>> BEGIN PASSAGE

TO: Larry Sanger

Larry:

Before explaining to you what I find questionable in the way you are presently conceiving the task of developing the DU, I want to say first that I am looking forward to reading with care your dissertation on epistemic circularity and the problem of meta-justification which I discovered last night. I browsed through it quickly but read enough of to see that it is of interest not only to me but well worth recommending to people on PEIRCE-L generally because of the skill with which you handle the issues there and because the view you defend as your own, which is akin to Thomas Reid's common-sensism, is also akin to Peirce's critical common-sensism, which was so called by him to suggest that it is Scottish common-sensism as modified by Kantian considerations. The URL for it is:

http://enlightenment.supersaturated.com/essays/text/larrysanger/diss/preamble.html

It is, of course, much concerned with the problematics of the question I posed to you in my earlier message about whether or not there are authorities on authority (or experts on expertise, as you might prefer to put it).

In stating my critical points, I will ask you to put up with the kind of bluntness that helps in stating things as briefly as possible -- though the message as a whole is hardly brief! -- with the understanding that there is no implicit intention of being in any way disrespectful in stating it in that way. I will of course be willing to elaborate further on any points which you or anyone else finds questionable.

That said, let me start by remarking that after discovering that the problem of authority is something which you have had a special interest in yourself, I was puzzled at first as to why I did not see in what you seem to be doing or planning to do in the development of DU any obvious signs of your understanding of the difficulties that are implicit in making knowledge claims of this sort. But then it occurred to me that the reason for this probably does not lie in your not being willing to apply what you know from your philosophical understanding of the problem at the theoretical level but rather in an understanding of the way academic life works which is, in my opinion, too far from the reality of it to provide you with a basis for a viable plan. You say:

==========quote Larry Sanger========

Ultimately, and "pragmatically" speaking, I imagine it will come down to academic respectability, or consistency with the scientific method and other very widely-endorsed epistemic methods (which vary from field to field). Basically, if the Digital Universe aims to cast its net as widely as possible, and to include the bulk of academe, the most it can hope to do is to represent the state of the art in each field. It cannot, in addition, hope to be selective about persons or fields or institutions (etc.) in a way that is identifiably contrary to the already-existing standards of credibility in various fields. It can at best hope to be fair to all strands of expert opinion in any given field.

===========end quote==================

The phrase "state of the art" may have misled you. There are many fields (and philosophy is surely one of them) in which there is nothing that even roughly corresponds to the phrase "state of the art". (The "state of the art" articles that appear from time to time in the journals are nothing more than summary accounts of positions taken, distinctions drawn, and arguments given in recent years on some topic of interest as that is understood within one of the many traditions of philosophy -- the so-called "analytic" tradition -- which are currently flourishing.) "Current opinion in the reigning orthodoxy in a field " would be the more accurate description once you get outside the hard sciences, and even there, where much is settled, you tread on dangerous ground in thinking that you, as an interested outsider, eager as you may be to do justice to the situation in the field, can get into position to make a wise decision about who is represent that to the world -- or to have that decided for you by delegated authority from you -- without spending far more time and energy than you could possibly commit to it.

>> END PASSAGE
>> BEGIN DATA PROVIDED

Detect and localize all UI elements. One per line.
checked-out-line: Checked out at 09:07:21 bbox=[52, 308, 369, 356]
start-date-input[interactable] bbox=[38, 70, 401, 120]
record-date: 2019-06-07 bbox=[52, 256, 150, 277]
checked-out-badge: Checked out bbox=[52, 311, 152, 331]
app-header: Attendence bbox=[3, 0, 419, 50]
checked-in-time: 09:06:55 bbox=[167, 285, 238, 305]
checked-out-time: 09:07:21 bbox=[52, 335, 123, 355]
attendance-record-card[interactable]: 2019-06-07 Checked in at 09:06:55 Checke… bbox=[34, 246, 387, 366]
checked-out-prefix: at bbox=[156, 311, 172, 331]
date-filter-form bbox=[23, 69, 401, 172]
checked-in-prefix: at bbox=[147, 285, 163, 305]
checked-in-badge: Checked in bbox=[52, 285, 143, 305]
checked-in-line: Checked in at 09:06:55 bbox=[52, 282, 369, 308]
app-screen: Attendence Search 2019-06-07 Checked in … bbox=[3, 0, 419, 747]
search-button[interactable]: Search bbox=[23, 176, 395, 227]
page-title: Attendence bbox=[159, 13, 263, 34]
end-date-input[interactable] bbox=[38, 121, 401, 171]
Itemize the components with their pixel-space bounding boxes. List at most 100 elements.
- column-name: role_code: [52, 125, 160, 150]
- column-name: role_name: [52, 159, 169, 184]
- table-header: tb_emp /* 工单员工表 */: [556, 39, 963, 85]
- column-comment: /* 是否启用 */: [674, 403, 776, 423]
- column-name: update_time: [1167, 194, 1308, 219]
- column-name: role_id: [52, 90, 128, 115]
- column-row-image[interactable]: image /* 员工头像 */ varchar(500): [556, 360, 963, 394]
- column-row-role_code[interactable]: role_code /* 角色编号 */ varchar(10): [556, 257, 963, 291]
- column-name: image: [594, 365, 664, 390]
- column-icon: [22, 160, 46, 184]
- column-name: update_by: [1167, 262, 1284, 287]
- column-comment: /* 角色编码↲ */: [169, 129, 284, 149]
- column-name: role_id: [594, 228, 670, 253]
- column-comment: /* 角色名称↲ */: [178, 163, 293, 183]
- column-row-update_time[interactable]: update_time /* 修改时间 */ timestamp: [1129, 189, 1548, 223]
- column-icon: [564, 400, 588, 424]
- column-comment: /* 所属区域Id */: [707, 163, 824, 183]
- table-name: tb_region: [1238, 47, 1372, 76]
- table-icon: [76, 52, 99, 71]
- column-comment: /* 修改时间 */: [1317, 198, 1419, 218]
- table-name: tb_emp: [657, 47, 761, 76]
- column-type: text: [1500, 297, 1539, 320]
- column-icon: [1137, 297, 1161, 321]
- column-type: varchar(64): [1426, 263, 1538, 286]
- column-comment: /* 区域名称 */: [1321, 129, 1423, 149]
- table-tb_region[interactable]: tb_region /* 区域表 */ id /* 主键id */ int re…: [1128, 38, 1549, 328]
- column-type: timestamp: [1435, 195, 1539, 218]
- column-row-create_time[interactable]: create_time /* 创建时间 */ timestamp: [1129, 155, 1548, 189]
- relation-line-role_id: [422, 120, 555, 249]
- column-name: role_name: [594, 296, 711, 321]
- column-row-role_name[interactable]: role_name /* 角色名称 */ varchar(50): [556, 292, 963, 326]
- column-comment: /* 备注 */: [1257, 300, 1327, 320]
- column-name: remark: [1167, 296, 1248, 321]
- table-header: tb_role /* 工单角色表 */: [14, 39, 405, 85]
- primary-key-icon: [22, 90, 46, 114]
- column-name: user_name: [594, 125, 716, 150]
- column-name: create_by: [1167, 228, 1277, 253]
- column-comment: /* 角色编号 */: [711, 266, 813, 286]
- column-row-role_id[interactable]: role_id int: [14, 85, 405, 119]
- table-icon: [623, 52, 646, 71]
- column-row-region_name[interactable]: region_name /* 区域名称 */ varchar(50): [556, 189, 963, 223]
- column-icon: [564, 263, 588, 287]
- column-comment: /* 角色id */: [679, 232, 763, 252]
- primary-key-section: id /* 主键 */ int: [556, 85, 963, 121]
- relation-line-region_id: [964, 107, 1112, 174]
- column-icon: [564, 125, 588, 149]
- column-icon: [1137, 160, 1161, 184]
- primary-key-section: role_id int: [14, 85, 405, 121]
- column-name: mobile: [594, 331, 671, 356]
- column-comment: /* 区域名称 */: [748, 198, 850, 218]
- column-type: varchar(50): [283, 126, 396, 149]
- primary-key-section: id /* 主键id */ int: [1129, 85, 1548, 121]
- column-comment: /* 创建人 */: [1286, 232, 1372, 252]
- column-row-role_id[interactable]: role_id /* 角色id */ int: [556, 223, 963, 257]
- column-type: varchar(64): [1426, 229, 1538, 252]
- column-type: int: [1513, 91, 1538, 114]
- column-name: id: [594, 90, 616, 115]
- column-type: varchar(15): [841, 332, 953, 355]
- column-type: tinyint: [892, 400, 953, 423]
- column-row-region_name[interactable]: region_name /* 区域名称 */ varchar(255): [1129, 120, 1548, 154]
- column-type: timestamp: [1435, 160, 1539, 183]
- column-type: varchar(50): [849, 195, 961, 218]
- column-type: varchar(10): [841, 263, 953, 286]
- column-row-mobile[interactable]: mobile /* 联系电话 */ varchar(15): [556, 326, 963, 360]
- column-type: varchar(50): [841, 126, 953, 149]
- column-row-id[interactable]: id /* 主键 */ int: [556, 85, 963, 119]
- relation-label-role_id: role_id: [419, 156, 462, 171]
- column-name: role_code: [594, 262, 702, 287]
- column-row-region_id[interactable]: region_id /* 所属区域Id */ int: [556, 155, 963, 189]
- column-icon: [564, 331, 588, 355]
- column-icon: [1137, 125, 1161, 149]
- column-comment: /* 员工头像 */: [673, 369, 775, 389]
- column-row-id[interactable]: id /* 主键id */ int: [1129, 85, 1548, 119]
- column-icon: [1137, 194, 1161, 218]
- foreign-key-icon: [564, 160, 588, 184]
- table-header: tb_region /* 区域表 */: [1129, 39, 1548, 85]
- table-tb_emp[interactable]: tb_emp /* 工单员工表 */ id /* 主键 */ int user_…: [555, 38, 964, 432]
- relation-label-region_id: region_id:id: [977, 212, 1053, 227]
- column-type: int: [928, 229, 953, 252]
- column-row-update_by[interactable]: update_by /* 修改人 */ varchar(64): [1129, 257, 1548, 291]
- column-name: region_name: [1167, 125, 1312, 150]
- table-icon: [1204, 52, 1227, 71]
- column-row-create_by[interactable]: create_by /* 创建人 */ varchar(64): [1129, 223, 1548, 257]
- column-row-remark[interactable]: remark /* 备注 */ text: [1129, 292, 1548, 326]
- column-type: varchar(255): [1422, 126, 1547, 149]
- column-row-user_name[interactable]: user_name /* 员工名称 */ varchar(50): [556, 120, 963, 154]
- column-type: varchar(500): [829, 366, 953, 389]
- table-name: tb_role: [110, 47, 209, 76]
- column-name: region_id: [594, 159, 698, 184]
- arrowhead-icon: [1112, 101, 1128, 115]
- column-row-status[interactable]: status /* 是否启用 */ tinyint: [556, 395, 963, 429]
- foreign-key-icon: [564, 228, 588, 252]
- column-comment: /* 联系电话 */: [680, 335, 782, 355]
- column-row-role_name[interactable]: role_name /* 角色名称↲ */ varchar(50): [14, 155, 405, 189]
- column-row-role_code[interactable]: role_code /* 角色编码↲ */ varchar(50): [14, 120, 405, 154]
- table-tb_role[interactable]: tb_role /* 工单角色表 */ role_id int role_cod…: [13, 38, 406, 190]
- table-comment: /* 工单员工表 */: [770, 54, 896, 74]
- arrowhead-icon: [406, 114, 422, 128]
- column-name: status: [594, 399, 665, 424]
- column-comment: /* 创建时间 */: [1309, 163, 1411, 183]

>> END DATA PROVIDED

→ PARTS OF THE EXERCISE
a - In the letter to Larry Sanger, what two subjects does the dissertation it mentions deal with?
b - Please translate this sentence from the letter to Larry Sanger into Spanish: "It can at best hope to be fair to all strands of expert opinion in any given field."

→ RESULTS BY TASK
a - Epistemic circularity and the problem of meta-justification.

b - En el mejor de los casos, puede aspirar a ser justo con todas las corrientes de opinión experta en cualquier campo dado.